EXERCISE: Reproduce all entries precisely, down to the last character.

Collected data entries:
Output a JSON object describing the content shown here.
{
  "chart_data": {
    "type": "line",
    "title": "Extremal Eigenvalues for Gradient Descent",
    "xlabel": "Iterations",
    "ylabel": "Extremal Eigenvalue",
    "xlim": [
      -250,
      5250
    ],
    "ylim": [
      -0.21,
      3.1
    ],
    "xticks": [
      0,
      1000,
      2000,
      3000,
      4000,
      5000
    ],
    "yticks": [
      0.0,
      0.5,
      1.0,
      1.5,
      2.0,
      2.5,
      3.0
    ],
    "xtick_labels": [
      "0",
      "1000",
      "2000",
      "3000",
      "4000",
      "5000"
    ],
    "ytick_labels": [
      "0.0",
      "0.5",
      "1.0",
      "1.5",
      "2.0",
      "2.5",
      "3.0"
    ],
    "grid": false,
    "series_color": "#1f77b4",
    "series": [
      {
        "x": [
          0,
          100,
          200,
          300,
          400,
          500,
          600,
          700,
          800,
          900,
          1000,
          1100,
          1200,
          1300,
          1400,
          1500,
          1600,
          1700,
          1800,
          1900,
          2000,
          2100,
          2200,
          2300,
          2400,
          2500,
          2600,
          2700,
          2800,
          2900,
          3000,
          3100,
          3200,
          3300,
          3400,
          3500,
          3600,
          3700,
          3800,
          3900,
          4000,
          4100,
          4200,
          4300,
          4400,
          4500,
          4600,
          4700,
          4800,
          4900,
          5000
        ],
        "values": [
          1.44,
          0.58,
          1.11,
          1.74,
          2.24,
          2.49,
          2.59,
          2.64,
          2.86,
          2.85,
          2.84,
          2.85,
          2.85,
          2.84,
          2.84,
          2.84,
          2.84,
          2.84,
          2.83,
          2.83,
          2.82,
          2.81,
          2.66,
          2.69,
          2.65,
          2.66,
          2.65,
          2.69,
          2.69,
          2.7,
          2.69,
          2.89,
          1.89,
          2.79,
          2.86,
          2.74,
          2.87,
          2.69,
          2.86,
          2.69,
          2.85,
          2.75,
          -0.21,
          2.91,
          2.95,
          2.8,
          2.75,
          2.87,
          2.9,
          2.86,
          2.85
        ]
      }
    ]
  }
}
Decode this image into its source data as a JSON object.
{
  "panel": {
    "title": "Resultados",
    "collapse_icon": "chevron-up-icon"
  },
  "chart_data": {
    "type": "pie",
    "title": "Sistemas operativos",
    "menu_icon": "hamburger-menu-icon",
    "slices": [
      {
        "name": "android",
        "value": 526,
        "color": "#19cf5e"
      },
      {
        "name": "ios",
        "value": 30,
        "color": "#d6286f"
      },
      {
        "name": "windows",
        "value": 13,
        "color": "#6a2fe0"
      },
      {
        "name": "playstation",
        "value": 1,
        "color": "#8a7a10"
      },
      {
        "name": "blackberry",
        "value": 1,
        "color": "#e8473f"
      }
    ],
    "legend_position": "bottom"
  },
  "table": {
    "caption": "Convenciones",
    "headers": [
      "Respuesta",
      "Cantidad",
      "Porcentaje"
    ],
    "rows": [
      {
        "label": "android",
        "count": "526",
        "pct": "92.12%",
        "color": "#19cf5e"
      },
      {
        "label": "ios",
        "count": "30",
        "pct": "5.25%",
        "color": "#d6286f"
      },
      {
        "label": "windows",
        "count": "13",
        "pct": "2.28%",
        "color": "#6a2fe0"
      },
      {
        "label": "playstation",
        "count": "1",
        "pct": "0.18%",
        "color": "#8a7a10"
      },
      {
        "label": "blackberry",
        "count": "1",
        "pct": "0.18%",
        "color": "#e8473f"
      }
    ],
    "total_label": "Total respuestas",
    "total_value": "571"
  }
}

EXERCISE RESULT:
Output a JSON object describing the content shown here.
{
  "chart_data": {
    "type": "line",
    "title": "Extremal Eigenvalues for Gradient Descent",
    "xlabel": "Iterations",
    "ylabel": "Extremal Eigenvalue",
    "xlim": [
      -250,
      5250
    ],
    "ylim": [
      -0.21,
      3.1
    ],
    "xticks": [
      0,
      1000,
      2000,
      3000,
      4000,
      5000
    ],
    "yticks": [
      0.0,
      0.5,
      1.0,
      1.5,
      2.0,
      2.5,
      3.0
    ],
    "xtick_labels": [
      "0",
      "1000",
      "2000",
      "3000",
      "4000",
      "5000"
    ],
    "ytick_labels": [
      "0.0",
      "0.5",
      "1.0",
      "1.5",
      "2.0",
      "2.5",
      "3.0"
    ],
    "grid": false,
    "series_color": "#1f77b4",
    "series": [
      {
        "x": [
          0,
          100,
          200,
          300,
          400,
          500,
          600,
          700,
          800,
          900,
          1000,
          1100,
          1200,
          1300,
          1400,
          1500,
          1600,
          1700,
          1800,
          1900,
          2000,
          2100,
          2200,
          2300,
          2400,
          2500,
          2600,
          2700,
          2800,
          2900,
          3000,
          3100,
          3200,
          3300,
          3400,
          3500,
          3600,
          3700,
          3800,
          3900,
          4000,
          4100,
          4200,
          4300,
          4400,
          4500,
          4600,
          4700,
          4800,
          4900,
          5000
        ],
        "values": [
          1.44,
          0.58,
          1.11,
          1.74,
          2.24,
          2.49,
          2.59,
          2.64,
          2.86,
          2.85,
          2.84,
          2.85,
          2.85,
          2.84,
          2.84,
          2.84,
          2.84,
          2.84,
          2.83,
          2.83,
          2.82,
          2.81,
          2.66,
          2.69,
          2.65,
          2.66,
          2.65,
          2.69,
          2.69,
          2.7,
          2.69,
          2.89,
          1.89,
          2.79,
          2.86,
          2.74,
          2.87,
          2.69,
          2.86,
          2.69,
          2.85,
          2.75,
          -0.21,
          2.91,
          2.95,
          2.8,
          2.75,
          2.87,
          2.9,
          2.86,
          2.85
        ]
      }
    ]
  }
}
Decode this image into its source data as a JSON object.
{
  "panel": {
    "title": "Resultados",
    "collapse_icon": "chevron-up-icon"
  },
  "chart_data": {
    "type": "pie",
    "title": "Sistemas operativos",
    "menu_icon": "hamburger-menu-icon",
    "slices": [
      {
        "name": "android",
        "value": 526,
        "color": "#19cf5e"
      },
      {
        "name": "ios",
        "value": 30,
        "color": "#d6286f"
      },
      {
        "name": "windows",
        "value": 13,
        "color": "#6a2fe0"
      },
      {
        "name": "playstation",
        "value": 1,
        "color": "#8a7a10"
      },
      {
        "name": "blackberry",
        "value": 1,
        "color": "#e8473f"
      }
    ],
    "legend_position": "bottom"
  },
  "table": {
    "caption": "Convenciones",
    "headers": [
      "Respuesta",
      "Cantidad",
      "Porcentaje"
    ],
    "rows": [
      {
        "label": "android",
        "count": "526",
        "pct": "92.12%",
        "color": "#19cf5e"
      },
      {
        "label": "ios",
        "count": "30",
        "pct": "5.25%",
        "color": "#d6286f"
      },
      {
        "label": "windows",
        "count": "13",
        "pct": "2.28%",
        "color": "#6a2fe0"
      },
      {
        "label": "playstation",
        "count": "1",
        "pct": "0.18%",
        "color": "#8a7a10"
      },
      {
        "label": "blackberry",
        "count": "1",
        "pct": "0.18%",
        "color": "#e8473f"
      }
    ],
    "total_label": "Total respuestas",
    "total_value": "571"
  }
}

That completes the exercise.